[Extracted material — start]

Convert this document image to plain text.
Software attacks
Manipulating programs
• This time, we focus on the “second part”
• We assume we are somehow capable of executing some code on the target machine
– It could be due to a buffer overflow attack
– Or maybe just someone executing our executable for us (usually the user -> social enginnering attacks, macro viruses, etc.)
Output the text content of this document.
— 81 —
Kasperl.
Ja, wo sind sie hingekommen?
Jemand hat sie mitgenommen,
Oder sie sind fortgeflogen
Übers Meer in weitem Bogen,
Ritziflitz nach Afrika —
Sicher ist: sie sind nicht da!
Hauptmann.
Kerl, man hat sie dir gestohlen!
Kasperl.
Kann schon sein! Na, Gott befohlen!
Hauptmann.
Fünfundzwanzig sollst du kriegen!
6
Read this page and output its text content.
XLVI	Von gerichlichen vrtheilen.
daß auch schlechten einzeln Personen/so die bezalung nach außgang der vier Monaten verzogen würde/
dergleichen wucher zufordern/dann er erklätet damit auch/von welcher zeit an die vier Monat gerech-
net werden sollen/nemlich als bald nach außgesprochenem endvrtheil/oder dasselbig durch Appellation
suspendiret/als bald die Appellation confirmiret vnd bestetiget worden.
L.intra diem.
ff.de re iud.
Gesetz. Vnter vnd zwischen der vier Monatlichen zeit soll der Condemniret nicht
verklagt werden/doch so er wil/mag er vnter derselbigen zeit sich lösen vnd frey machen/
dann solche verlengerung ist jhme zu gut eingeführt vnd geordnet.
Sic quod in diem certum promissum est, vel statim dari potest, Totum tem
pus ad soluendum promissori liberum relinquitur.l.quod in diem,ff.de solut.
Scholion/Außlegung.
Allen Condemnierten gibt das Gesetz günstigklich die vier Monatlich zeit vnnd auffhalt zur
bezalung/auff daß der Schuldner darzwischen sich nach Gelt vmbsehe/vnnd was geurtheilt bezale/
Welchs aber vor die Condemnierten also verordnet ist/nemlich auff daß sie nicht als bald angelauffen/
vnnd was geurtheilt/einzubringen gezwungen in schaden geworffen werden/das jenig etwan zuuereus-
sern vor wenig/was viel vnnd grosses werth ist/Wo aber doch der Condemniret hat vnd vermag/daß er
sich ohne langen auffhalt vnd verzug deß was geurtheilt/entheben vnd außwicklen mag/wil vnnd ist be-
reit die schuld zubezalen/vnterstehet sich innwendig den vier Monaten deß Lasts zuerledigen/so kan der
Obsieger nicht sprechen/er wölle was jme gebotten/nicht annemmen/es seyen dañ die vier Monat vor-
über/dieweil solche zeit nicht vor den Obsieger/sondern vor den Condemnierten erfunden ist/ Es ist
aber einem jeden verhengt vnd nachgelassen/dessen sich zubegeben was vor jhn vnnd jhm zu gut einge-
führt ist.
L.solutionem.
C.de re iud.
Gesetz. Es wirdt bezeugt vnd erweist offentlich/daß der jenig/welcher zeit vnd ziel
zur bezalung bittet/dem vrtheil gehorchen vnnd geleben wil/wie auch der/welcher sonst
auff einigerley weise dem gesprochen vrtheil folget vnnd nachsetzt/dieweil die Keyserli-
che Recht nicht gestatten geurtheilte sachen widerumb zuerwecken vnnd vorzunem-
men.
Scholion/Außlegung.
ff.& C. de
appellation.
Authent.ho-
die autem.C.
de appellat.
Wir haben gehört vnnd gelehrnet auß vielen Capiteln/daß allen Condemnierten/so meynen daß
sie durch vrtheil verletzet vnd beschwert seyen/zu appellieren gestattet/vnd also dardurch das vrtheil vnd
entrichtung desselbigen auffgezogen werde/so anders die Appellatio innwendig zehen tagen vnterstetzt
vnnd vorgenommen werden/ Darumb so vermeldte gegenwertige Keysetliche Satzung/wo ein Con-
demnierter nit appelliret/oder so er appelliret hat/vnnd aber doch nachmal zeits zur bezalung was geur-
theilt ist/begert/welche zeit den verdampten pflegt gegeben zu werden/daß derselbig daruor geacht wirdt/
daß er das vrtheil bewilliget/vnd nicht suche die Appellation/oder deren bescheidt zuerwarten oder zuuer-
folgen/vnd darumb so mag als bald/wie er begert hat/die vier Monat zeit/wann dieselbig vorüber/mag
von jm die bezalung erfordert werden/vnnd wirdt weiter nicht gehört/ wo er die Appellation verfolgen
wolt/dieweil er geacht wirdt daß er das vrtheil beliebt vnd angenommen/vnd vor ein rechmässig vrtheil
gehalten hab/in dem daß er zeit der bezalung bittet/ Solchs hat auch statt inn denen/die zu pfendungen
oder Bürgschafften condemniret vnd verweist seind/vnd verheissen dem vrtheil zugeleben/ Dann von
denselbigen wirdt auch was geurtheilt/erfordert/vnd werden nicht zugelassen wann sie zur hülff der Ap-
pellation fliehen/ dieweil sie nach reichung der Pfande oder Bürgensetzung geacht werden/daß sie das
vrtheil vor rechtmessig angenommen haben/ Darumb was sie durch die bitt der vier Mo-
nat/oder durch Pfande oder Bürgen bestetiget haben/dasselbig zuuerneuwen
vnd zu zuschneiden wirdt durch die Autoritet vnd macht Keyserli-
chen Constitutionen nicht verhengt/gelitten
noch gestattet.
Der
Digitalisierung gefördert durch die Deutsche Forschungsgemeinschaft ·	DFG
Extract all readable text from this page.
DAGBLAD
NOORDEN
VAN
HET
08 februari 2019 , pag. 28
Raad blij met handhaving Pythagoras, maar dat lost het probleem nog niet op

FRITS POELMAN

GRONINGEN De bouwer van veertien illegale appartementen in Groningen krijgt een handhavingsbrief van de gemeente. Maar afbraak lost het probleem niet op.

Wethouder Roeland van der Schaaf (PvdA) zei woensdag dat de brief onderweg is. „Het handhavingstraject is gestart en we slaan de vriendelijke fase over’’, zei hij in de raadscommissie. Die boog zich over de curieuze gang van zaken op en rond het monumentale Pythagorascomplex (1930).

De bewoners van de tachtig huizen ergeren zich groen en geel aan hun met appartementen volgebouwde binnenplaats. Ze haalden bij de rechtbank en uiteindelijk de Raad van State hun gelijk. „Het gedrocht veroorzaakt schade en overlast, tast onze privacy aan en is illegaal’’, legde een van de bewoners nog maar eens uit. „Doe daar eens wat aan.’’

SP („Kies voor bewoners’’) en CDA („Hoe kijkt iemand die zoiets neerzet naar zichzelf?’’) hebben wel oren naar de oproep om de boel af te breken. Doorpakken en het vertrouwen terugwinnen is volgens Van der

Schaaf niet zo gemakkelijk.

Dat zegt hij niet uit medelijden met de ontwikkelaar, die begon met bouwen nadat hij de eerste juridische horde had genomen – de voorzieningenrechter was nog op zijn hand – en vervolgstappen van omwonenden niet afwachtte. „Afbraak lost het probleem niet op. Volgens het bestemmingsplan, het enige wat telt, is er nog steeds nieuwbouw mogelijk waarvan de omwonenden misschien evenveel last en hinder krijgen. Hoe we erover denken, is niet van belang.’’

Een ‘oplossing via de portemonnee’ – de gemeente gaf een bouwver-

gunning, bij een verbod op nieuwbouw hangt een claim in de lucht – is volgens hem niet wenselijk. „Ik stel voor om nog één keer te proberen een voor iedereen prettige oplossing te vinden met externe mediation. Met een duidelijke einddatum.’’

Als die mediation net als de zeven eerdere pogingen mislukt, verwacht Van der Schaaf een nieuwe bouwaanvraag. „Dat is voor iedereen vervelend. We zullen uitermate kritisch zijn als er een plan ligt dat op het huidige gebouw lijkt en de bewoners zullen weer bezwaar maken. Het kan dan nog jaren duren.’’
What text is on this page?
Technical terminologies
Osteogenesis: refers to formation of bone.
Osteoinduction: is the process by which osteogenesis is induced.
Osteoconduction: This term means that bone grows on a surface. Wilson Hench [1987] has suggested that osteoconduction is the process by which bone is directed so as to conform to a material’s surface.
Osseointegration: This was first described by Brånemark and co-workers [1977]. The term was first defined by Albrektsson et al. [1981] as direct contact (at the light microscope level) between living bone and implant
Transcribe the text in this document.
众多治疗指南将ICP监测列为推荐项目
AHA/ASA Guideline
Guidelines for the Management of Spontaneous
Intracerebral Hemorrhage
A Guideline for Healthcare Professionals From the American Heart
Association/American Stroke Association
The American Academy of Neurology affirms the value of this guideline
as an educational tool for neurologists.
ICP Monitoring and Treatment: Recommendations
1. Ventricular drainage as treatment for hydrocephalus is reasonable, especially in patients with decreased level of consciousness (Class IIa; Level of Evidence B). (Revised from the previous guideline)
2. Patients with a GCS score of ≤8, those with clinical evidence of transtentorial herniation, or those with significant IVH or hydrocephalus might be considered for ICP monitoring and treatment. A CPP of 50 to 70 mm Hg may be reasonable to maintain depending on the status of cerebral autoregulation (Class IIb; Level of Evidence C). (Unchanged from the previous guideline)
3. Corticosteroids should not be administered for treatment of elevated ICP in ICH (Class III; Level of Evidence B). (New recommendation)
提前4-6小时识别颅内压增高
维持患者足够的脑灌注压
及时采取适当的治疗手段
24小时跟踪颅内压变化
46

[Extracted material — finish]

Search the entries above for the string "seyen". Copy each line that holds it.

Obsieger nicht sprechen/er wölle was jme gebotten/nicht annemmen/es seyen dañ die vier Monat vor-
sie durch vrtheil verletzet vnd beschwert seyen/zu appellieren gestattet/vnd also dardurch das vrtheil vnd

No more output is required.